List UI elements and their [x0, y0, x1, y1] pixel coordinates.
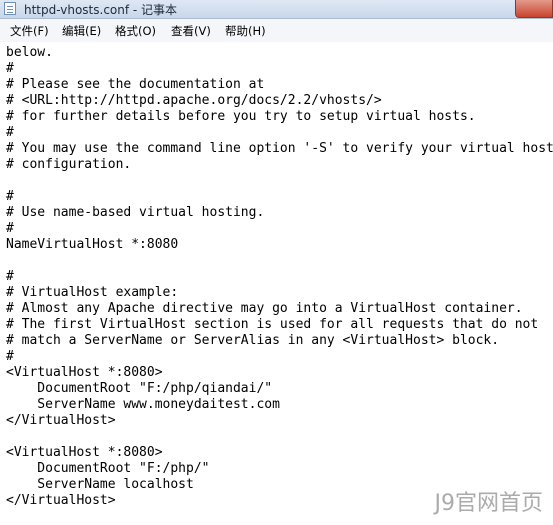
code-line-21: <VirtualHost *:8080> [6, 365, 163, 380]
code-line-18: # The first VirtualHost section is used … [6, 317, 539, 332]
menu-bar: 文件(F) 编辑(E) 格式(O) 查看(V) 帮助(H) [0, 19, 553, 43]
code-line-24: </VirtualHost> [6, 413, 116, 428]
close-button[interactable] [515, 0, 553, 18]
watermark: J9官网首页 [434, 491, 544, 516]
code-line-29: </VirtualHost> [6, 493, 116, 508]
menu-file[interactable]: 文件(F) [10, 23, 49, 39]
menu-view[interactable]: 查看(V) [171, 23, 211, 39]
text-editor[interactable]: below. # # Please see the documentation … [0, 42, 553, 525]
code-line-12: # [6, 221, 14, 236]
code-line-17: # Almost any Apache directive may go int… [6, 301, 523, 316]
code-line-3: # Please see the documentation at [6, 77, 265, 92]
code-line-20: # [6, 349, 14, 364]
menu-format[interactable]: 格式(O) [115, 23, 156, 39]
code-line-28: ServerName localhost [6, 477, 194, 492]
title-bar: httpd-vhosts.conf - 记事本 [0, 0, 553, 19]
code-line-8: # configuration. [6, 157, 132, 172]
code-line-15: # [6, 269, 14, 284]
code-line-22: DocumentRoot "F:/php/qiandai/" [6, 381, 273, 396]
code-line-11: # Use name-based virtual hosting. [6, 205, 265, 220]
code-line-6: # [6, 125, 14, 140]
code-line-26: <VirtualHost *:8080> [6, 445, 163, 460]
code-line-5: # for further details before you try to … [6, 109, 476, 124]
menu-help[interactable]: 帮助(H) [225, 23, 266, 39]
window-title: httpd-vhosts.conf - 记事本 [24, 3, 178, 17]
code-line-13: NameVirtualHost *:8080 [6, 237, 179, 252]
code-line-4: # <URL:http://httpd.apache.org/docs/2.2/… [6, 93, 382, 108]
code-line-19: # match a ServerName or ServerAlias in a… [6, 333, 500, 348]
notepad-window: httpd-vhosts.conf - 记事本 文件(F) 编辑(E) 格式(O… [0, 0, 553, 525]
code-line-1: below. [6, 45, 53, 60]
menu-edit[interactable]: 编辑(E) [62, 23, 101, 39]
code-line-16: # VirtualHost example: [6, 285, 179, 300]
code-line-2: # [6, 61, 14, 76]
code-line-23: ServerName www.moneydaitest.com [6, 397, 280, 412]
code-line-10: # [6, 189, 14, 204]
code-line-7: # You may use the command line option '-… [6, 141, 553, 156]
code-line-27: DocumentRoot "F:/php/" [6, 461, 210, 476]
notepad-icon [4, 2, 16, 15]
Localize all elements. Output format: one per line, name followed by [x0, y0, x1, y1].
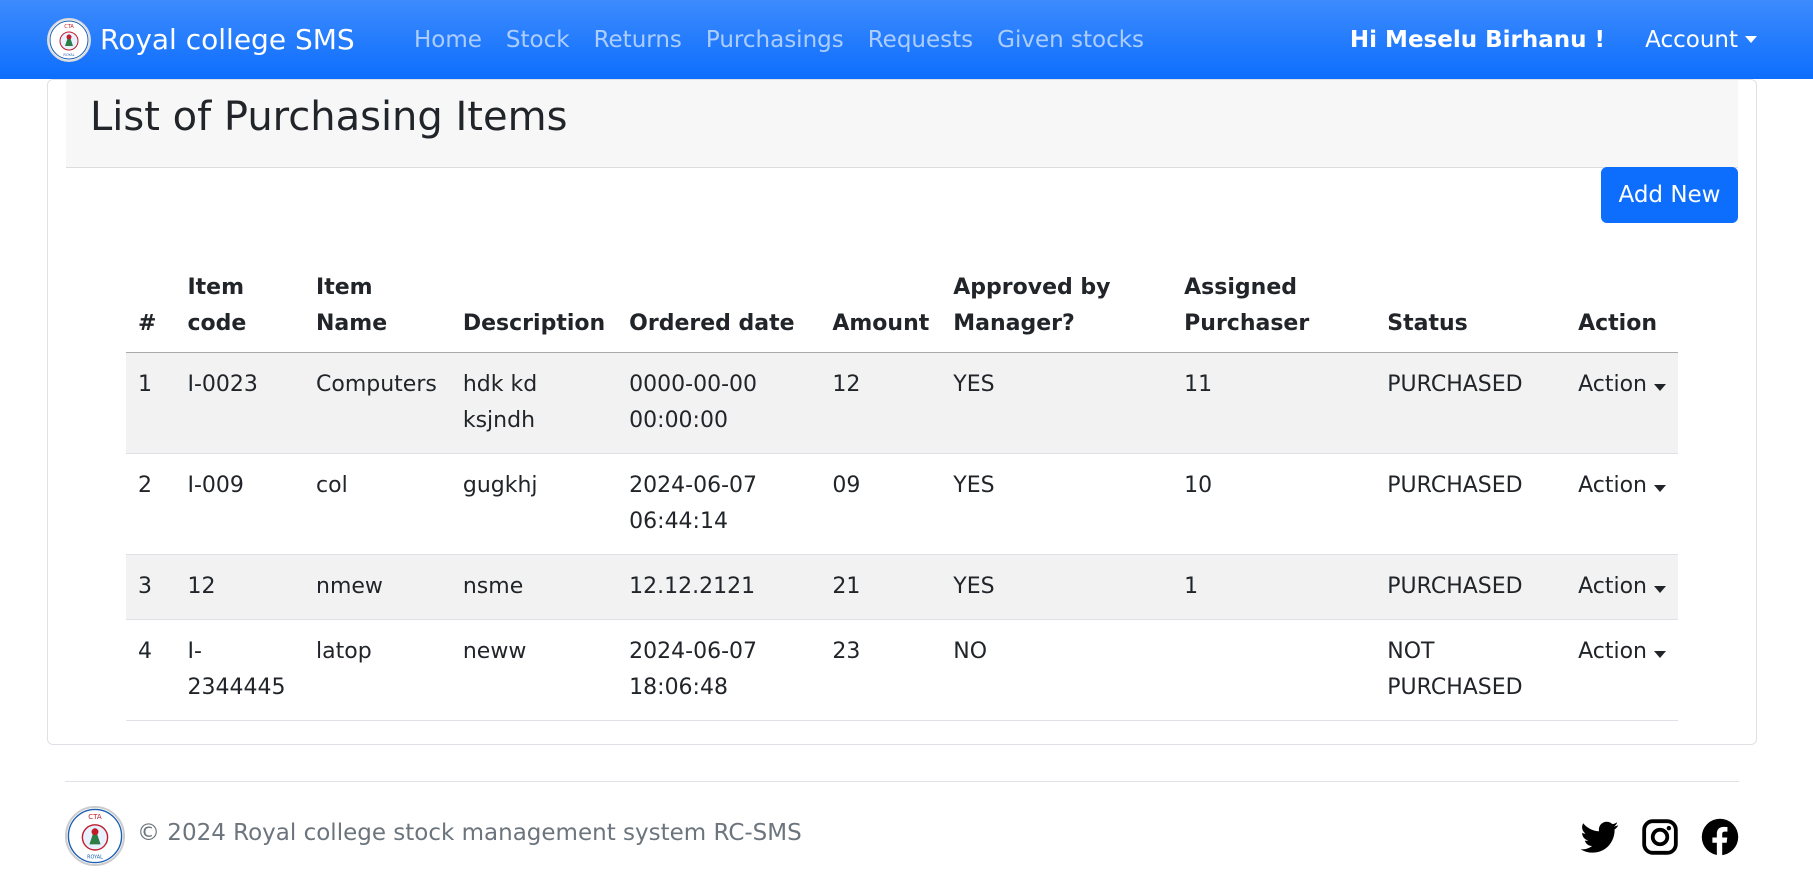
action-label: Action: [1578, 574, 1647, 599]
col-header-approved: Approved by Manager?: [941, 260, 1173, 353]
facebook-icon[interactable]: [1701, 818, 1739, 856]
brand[interactable]: CTA ROYAL Royal college SMS: [47, 0, 355, 79]
table-row: 2 I-009 col gugkhj 2024-06-07 06:44:14 0…: [126, 453, 1678, 555]
svg-text:ROYAL: ROYAL: [63, 53, 74, 57]
cell-num: 2: [126, 453, 176, 555]
col-header-amount: Amount: [820, 260, 942, 353]
row-action-dropdown[interactable]: Action: [1578, 473, 1666, 498]
col-header-ordered-date: Ordered date: [617, 260, 821, 353]
user-greeting: Hi Meselu Birhanu !: [1349, 26, 1605, 53]
col-header-item-name: Item Name: [304, 260, 451, 353]
account-dropdown[interactable]: Account: [1645, 0, 1757, 79]
cell-action: Action: [1566, 453, 1678, 555]
chevron-down-icon: [1654, 485, 1666, 492]
cell-approved: YES: [941, 554, 1173, 620]
page-title: List of Purchasing Items: [90, 94, 568, 140]
footer-college-logo: CTA ROYAL: [65, 806, 125, 866]
cell-action: Action: [1566, 352, 1678, 454]
cell-purchaser: 1: [1172, 554, 1376, 620]
cell-purchaser: 11: [1172, 352, 1376, 454]
cell-item-name: nmew: [304, 554, 451, 620]
cell-approved: YES: [941, 352, 1173, 454]
nav-links: Home Stock Returns Purchasings Requests …: [414, 0, 1168, 79]
row-action-dropdown[interactable]: Action: [1578, 372, 1666, 397]
col-header-num: #: [126, 260, 176, 353]
cell-ordered-date: 12.12.2121: [617, 554, 821, 620]
row-action-dropdown[interactable]: Action: [1578, 639, 1666, 664]
footer-copyright: © 2024 Royal college stock management sy…: [137, 820, 802, 846]
nav-link-returns[interactable]: Returns: [594, 27, 682, 53]
cell-num: 3: [126, 554, 176, 620]
cell-action: Action: [1566, 619, 1678, 721]
cell-num: 1: [126, 352, 176, 454]
purchasing-items-card: List of Purchasing Items Add New # Item …: [47, 79, 1757, 745]
add-new-button[interactable]: Add New: [1601, 167, 1738, 223]
card-header: List of Purchasing Items: [66, 80, 1738, 168]
purchasing-items-table: # Item code Item Name Description Ordere…: [126, 260, 1678, 721]
action-label: Action: [1578, 639, 1647, 664]
nav-link-home[interactable]: Home: [414, 27, 482, 53]
twitter-icon[interactable]: [1581, 818, 1619, 856]
cell-status: PURCHASED: [1375, 554, 1567, 620]
cell-status: NOT PURCHASED: [1375, 619, 1567, 721]
cell-purchaser: [1172, 619, 1376, 721]
row-action-dropdown[interactable]: Action: [1578, 574, 1666, 599]
cell-num: 4: [126, 619, 176, 721]
cell-amount: 21: [820, 554, 942, 620]
footer-divider: [65, 781, 1739, 782]
table-header-row: # Item code Item Name Description Ordere…: [126, 260, 1678, 353]
chevron-down-icon: [1654, 651, 1666, 658]
cell-status: PURCHASED: [1375, 453, 1567, 555]
cell-amount: 09: [820, 453, 942, 555]
col-header-purchaser: Assigned Purchaser: [1172, 260, 1376, 353]
cell-item-code: I-009: [175, 453, 305, 555]
instagram-icon[interactable]: [1641, 818, 1679, 856]
table-row: 4 I-2344445 latop neww 2024-06-07 18:06:…: [126, 619, 1678, 721]
cell-item-name: latop: [304, 619, 451, 721]
top-navbar: CTA ROYAL Royal college SMS Home Stock R…: [0, 0, 1813, 79]
col-header-action: Action: [1566, 260, 1678, 353]
nav-link-requests[interactable]: Requests: [868, 27, 973, 53]
cell-item-name: col: [304, 453, 451, 555]
cell-ordered-date: 2024-06-07 06:44:14: [617, 453, 821, 555]
college-logo: CTA ROYAL: [47, 17, 91, 62]
svg-text:CTA: CTA: [64, 24, 74, 30]
cell-item-code: I-2344445: [175, 619, 305, 721]
cell-description: nsme: [450, 554, 618, 620]
cell-approved: YES: [941, 453, 1173, 555]
account-label: Account: [1645, 26, 1738, 53]
nav-link-given-stocks[interactable]: Given stocks: [997, 27, 1144, 53]
svg-text:ROYAL: ROYAL: [87, 854, 103, 860]
cell-description: neww: [450, 619, 618, 721]
chevron-down-icon: [1654, 384, 1666, 391]
brand-name: Royal college SMS: [100, 23, 355, 56]
col-header-status: Status: [1375, 260, 1567, 353]
cell-item-code: I-0023: [175, 352, 305, 454]
col-header-description: Description: [450, 260, 618, 353]
col-header-item-code: Item code: [175, 260, 305, 353]
nav-link-purchasings[interactable]: Purchasings: [706, 27, 844, 53]
cell-amount: 23: [820, 619, 942, 721]
cell-ordered-date: 2024-06-07 18:06:48: [617, 619, 821, 721]
table-row: 1 I-0023 Computers hdk kd ksjndh 0000-00…: [126, 352, 1678, 454]
table-row: 3 12 nmew nsme 12.12.2121 21 YES 1 PURCH…: [126, 554, 1678, 620]
cell-purchaser: 10: [1172, 453, 1376, 555]
action-label: Action: [1578, 372, 1647, 397]
cell-ordered-date: 0000-00-00 00:00:00: [617, 352, 821, 454]
nav-link-stock[interactable]: Stock: [506, 27, 570, 53]
cell-description: hdk kd ksjndh: [450, 352, 618, 454]
cell-action: Action: [1566, 554, 1678, 620]
cell-description: gugkhj: [450, 453, 618, 555]
cell-status: PURCHASED: [1375, 352, 1567, 454]
cell-item-name: Computers: [304, 352, 451, 454]
cell-amount: 12: [820, 352, 942, 454]
cell-item-code: 12: [175, 554, 305, 620]
chevron-down-icon: [1654, 586, 1666, 593]
chevron-down-icon: [1745, 36, 1757, 43]
cell-approved: NO: [941, 619, 1173, 721]
action-label: Action: [1578, 473, 1647, 498]
svg-text:CTA: CTA: [88, 813, 102, 821]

[THE REQUEST] Return the data from the line with "code-line-21: <VirtualHost *:8080>" up to and including the line with "code-line-17: # Almost", reproducing each line unchanged.

[FULL RESPONSE]
code-line-21: <VirtualHost *:8080> [6, 365, 163, 380]
code-line-18: # The first VirtualHost section is used … [6, 317, 539, 332]
menu-bar: 文件(F) 编辑(E) 格式(O) 查看(V) 帮助(H) [0, 19, 553, 43]
code-line-24: </VirtualHost> [6, 413, 116, 428]
close-button[interactable] [515, 0, 553, 18]
watermark: J9官网首页 [434, 491, 544, 516]
code-line-29: </VirtualHost> [6, 493, 116, 508]
menu-file[interactable]: 文件(F) [10, 23, 49, 39]
menu-view[interactable]: 查看(V) [171, 23, 211, 39]
text-editor[interactable]: below. # # Please see the documentation … [0, 42, 553, 525]
code-line-12: # [6, 221, 14, 236]
code-line-17: # Almost any Apache directive may go int… [6, 301, 523, 316]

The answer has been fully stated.